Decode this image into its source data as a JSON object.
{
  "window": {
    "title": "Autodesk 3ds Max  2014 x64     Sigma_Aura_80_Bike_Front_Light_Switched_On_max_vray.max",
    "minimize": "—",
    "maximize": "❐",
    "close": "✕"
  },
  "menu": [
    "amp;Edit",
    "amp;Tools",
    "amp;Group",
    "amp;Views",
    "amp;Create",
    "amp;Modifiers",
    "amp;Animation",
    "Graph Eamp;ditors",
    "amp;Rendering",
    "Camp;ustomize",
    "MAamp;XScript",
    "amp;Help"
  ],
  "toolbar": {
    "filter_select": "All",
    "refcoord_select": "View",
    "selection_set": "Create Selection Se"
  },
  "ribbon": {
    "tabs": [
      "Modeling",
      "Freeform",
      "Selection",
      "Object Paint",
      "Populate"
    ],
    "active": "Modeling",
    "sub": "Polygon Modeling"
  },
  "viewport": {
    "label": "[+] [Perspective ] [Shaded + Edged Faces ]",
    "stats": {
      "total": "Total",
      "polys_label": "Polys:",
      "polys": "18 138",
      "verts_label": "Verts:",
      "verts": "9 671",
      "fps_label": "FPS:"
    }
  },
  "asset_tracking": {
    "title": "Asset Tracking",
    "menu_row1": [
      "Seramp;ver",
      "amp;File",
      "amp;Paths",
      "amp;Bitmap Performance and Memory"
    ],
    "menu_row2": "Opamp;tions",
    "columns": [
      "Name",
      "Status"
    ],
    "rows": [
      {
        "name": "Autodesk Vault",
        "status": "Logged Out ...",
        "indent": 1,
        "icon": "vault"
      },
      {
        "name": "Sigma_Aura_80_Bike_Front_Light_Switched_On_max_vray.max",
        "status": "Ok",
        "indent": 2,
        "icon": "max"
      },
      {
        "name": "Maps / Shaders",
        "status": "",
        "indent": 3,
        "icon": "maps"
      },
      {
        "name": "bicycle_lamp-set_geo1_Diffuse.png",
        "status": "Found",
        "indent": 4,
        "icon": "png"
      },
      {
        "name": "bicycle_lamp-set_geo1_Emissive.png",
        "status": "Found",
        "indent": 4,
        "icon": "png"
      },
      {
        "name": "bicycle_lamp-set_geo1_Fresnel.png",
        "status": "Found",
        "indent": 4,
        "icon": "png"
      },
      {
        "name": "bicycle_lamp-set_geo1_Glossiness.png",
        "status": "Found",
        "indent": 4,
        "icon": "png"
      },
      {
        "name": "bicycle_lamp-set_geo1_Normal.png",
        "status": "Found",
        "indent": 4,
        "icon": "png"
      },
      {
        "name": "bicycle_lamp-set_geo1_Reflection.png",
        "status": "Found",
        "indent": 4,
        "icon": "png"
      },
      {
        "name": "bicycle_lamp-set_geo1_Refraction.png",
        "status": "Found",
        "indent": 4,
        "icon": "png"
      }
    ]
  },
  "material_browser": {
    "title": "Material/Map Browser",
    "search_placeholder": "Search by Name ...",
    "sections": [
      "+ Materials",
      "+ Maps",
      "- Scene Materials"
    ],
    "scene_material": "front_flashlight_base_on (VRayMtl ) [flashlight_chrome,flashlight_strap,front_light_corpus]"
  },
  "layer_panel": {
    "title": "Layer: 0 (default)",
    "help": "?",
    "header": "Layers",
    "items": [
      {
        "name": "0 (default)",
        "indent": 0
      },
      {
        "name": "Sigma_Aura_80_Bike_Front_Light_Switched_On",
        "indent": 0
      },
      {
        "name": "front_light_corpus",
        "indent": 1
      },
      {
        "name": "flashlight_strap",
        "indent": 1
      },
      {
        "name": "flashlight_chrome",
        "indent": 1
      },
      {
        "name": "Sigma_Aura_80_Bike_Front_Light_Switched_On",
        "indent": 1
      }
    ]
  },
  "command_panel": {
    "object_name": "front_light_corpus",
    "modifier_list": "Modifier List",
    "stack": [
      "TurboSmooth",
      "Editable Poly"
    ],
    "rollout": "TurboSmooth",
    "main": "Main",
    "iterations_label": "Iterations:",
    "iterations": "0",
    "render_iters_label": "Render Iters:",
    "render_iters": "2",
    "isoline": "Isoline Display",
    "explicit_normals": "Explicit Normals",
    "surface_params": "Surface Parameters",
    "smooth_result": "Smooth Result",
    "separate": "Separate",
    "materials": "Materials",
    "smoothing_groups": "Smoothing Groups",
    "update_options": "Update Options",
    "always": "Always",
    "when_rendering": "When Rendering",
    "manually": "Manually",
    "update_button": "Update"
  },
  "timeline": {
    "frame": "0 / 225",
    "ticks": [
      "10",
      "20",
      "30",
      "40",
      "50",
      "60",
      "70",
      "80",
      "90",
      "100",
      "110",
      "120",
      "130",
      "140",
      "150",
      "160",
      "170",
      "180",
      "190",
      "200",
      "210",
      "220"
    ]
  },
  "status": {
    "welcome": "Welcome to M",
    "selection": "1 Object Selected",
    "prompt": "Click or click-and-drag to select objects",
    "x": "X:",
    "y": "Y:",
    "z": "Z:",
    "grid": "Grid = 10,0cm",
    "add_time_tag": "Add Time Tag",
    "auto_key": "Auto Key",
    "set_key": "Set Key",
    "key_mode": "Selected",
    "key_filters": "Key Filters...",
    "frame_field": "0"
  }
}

- Stated goal: Pull out every line holding "Create" from the records above, and copy it.

- Final answer:
    "amp;Create",
    "selection_set": "Create Selection Se"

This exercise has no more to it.